• [WORK TO DO] Give the number of lines holding the string "date" and nothing more.

# Start of DATA FOR THIS EXERCISE

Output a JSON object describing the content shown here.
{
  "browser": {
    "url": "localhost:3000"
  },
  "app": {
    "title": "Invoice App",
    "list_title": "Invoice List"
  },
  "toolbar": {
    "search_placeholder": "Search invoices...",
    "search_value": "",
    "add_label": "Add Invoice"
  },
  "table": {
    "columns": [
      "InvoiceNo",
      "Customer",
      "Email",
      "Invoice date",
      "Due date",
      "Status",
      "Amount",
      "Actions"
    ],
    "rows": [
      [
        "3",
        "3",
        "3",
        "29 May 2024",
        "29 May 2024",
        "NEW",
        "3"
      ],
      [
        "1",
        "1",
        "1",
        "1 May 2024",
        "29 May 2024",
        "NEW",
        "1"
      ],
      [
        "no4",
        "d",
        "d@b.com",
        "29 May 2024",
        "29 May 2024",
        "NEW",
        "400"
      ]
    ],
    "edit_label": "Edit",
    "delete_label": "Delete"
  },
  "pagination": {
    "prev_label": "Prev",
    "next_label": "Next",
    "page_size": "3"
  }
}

# End of DATA FOR THIS EXERCISE
# Start of DATA FOR THIS EXERCISE

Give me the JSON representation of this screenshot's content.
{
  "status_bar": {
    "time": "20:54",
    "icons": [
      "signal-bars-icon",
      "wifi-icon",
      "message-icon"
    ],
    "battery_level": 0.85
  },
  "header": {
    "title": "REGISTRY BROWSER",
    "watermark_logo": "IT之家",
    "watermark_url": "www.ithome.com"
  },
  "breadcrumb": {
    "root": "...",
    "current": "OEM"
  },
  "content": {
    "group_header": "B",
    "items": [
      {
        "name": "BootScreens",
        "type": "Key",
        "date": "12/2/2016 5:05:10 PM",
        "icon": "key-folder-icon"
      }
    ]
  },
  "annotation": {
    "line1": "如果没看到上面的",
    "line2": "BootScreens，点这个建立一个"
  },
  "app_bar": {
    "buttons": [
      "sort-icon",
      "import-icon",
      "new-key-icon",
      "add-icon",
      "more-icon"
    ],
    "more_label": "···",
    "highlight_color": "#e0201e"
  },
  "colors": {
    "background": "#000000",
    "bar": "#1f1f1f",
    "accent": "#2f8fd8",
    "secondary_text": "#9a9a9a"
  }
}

# End of DATA FOR THIS EXERCISE

• [FINAL RESULT] 3